(Material for the task):
+---+

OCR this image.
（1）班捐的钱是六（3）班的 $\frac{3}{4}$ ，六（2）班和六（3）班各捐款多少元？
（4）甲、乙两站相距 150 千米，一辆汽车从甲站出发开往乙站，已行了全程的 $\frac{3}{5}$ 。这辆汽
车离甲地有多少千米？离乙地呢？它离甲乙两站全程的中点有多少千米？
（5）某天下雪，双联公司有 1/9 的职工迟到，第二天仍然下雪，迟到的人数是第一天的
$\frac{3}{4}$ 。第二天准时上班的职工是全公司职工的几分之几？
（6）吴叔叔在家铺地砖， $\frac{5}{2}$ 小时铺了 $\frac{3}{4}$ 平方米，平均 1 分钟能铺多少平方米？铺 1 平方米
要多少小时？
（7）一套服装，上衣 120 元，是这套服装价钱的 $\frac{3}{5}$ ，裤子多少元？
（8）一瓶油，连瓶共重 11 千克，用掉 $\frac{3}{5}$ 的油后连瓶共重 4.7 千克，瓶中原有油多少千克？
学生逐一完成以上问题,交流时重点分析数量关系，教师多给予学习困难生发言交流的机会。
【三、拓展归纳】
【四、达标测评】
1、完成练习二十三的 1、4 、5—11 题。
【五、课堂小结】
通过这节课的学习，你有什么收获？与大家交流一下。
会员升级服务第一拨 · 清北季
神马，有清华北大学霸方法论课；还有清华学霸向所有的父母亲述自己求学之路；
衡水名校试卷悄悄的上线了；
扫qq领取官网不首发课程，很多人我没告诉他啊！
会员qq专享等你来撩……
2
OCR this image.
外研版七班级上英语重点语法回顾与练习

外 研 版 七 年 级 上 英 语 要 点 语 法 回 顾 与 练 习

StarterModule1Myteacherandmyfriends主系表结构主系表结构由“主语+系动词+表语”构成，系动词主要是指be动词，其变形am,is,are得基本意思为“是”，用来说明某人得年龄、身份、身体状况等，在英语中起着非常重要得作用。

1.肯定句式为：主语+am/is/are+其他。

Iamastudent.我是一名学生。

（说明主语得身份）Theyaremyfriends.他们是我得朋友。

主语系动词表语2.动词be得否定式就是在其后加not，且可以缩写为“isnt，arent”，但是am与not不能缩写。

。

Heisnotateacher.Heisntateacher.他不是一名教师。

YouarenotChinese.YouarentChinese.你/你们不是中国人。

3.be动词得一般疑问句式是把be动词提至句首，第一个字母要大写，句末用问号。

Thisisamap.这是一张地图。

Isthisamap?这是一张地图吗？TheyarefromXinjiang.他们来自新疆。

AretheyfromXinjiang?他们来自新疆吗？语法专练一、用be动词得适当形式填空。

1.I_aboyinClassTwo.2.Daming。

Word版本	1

+---+

Which lines in the data above contain "frac"? Show each one.

(The response):
（1）班捐的钱是六（3）班的 $\frac{3}{4}$ ，六（2）班和六（3）班各捐款多少元？
（4）甲、乙两站相距 150 千米，一辆汽车从甲站出发开往乙站，已行了全程的 $\frac{3}{5}$ 。这辆汽
$\frac{3}{4}$ 。第二天准时上班的职工是全公司职工的几分之几？
（6）吴叔叔在家铺地砖， $\frac{5}{2}$ 小时铺了 $\frac{3}{4}$ 平方米，平均 1 分钟能铺多少平方米？铺 1 平方米
（7）一套服装，上衣 120 元，是这套服装价钱的 $\frac{3}{5}$ ，裤子多少元？
（8）一瓶油，连瓶共重 11 千克，用掉 $\frac{3}{5}$ 的油后连瓶共重 4.7 千克，瓶中原有油多少千克？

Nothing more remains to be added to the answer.